→ Directions
Pull every line with the word "title" out of the entries below.

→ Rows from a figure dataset

···

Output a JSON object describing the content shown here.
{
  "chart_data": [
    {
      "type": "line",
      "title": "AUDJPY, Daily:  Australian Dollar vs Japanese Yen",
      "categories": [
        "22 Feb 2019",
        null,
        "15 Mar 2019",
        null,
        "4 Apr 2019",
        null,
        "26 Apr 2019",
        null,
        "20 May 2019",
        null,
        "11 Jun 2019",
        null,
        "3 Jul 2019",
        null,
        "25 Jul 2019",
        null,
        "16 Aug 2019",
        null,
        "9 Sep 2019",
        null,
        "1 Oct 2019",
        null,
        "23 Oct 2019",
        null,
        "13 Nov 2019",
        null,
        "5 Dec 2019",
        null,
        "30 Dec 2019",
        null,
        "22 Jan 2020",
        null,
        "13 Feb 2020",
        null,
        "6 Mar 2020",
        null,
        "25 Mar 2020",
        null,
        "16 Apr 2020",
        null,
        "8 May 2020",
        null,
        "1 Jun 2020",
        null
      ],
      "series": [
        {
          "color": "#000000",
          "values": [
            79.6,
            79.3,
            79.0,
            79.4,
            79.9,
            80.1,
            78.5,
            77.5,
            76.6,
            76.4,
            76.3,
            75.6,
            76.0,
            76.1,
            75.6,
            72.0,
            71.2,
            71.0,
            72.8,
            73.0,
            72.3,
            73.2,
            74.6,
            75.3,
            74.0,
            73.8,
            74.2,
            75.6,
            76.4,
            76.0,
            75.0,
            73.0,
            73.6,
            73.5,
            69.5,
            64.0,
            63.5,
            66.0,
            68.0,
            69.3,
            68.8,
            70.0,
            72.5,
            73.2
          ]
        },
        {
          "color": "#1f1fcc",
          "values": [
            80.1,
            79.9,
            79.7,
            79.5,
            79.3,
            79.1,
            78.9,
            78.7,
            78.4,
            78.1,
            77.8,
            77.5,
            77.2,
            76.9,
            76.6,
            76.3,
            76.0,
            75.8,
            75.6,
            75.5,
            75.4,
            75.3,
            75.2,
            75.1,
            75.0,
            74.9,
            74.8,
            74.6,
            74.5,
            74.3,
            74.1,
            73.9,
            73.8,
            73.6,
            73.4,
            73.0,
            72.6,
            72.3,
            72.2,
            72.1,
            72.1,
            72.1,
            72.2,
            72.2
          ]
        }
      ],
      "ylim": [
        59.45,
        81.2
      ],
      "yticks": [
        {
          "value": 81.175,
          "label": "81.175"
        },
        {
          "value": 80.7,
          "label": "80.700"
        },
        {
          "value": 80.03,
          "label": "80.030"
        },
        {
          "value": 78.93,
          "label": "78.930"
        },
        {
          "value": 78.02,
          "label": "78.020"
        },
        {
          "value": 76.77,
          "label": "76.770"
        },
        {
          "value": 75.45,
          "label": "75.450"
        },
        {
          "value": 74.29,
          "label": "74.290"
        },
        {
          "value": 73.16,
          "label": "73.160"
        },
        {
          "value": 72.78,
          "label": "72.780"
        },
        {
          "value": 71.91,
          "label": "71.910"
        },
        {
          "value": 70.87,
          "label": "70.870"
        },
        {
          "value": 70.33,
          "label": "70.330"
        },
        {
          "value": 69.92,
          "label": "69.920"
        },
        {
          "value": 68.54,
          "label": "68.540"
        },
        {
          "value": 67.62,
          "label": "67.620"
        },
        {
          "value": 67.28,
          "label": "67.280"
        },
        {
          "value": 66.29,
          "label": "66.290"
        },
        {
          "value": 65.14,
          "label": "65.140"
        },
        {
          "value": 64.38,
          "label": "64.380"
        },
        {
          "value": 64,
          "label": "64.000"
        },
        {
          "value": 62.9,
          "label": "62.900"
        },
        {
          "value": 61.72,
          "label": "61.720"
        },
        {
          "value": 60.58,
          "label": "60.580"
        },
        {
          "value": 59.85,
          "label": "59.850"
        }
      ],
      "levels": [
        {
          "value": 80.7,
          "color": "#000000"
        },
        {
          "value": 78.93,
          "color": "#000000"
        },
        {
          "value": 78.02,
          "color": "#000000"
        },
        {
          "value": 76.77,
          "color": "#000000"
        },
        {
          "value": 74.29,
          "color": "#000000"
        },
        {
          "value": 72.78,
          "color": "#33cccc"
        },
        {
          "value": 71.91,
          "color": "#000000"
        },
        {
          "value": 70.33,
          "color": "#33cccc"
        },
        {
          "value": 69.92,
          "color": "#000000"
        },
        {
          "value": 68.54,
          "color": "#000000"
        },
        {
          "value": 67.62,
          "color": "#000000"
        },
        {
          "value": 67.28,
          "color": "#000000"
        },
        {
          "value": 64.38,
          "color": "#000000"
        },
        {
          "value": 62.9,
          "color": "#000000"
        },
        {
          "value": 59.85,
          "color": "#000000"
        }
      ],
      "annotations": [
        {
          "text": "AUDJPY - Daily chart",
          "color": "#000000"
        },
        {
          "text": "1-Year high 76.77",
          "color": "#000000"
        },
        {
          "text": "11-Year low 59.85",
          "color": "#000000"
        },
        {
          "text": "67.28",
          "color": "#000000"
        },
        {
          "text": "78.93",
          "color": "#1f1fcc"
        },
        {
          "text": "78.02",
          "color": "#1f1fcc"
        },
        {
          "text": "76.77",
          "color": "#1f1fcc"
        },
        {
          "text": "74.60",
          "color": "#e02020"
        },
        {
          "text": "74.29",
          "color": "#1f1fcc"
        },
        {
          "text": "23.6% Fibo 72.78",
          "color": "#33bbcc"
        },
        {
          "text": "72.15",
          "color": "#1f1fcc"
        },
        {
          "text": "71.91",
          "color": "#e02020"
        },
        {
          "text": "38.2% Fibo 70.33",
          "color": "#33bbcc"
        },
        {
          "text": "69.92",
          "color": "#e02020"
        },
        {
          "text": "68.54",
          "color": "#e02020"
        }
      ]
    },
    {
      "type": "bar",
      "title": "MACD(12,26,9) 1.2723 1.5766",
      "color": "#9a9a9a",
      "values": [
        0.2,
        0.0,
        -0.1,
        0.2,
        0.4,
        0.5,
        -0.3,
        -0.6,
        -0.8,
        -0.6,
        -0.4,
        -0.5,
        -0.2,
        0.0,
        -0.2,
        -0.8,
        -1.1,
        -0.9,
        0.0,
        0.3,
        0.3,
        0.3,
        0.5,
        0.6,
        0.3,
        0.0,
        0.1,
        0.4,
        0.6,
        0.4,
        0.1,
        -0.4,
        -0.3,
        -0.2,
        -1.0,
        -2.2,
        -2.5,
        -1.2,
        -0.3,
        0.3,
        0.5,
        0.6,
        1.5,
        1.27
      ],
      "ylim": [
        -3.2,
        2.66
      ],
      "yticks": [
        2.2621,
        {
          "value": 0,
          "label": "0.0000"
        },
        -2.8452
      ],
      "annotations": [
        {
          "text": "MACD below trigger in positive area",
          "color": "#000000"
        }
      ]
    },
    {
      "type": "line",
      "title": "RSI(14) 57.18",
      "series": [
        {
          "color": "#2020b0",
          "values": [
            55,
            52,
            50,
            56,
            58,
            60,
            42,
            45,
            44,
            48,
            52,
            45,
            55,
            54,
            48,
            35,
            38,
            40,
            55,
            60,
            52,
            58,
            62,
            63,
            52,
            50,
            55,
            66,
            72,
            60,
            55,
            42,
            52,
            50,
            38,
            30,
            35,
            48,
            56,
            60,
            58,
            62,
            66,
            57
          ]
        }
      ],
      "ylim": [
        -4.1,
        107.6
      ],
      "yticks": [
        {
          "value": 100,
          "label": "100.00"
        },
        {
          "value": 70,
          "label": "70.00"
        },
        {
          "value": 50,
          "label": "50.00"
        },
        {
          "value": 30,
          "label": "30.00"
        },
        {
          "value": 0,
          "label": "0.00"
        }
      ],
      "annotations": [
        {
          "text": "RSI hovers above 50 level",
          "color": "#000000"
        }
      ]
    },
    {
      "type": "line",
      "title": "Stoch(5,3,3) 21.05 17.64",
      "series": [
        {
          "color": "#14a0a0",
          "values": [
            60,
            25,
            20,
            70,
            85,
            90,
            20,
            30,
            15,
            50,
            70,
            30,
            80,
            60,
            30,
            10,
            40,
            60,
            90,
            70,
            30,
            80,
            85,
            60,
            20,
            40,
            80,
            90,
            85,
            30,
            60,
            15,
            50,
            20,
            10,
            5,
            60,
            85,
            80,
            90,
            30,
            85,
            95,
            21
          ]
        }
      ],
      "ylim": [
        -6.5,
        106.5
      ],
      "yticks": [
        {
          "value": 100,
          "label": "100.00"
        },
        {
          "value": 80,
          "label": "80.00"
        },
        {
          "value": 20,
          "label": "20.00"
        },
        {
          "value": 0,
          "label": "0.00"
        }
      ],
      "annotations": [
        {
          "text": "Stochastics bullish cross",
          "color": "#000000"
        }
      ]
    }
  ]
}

···

→ Solution to this exercise
      "title": "AUDJPY, Daily:  Australian Dollar vs Japanese Yen",
      "title": "MACD(12,26,9) 1.2723 1.5766",
      "title": "RSI(14) 57.18",
      "title": "Stoch(5,3,3) 21.05 17.64",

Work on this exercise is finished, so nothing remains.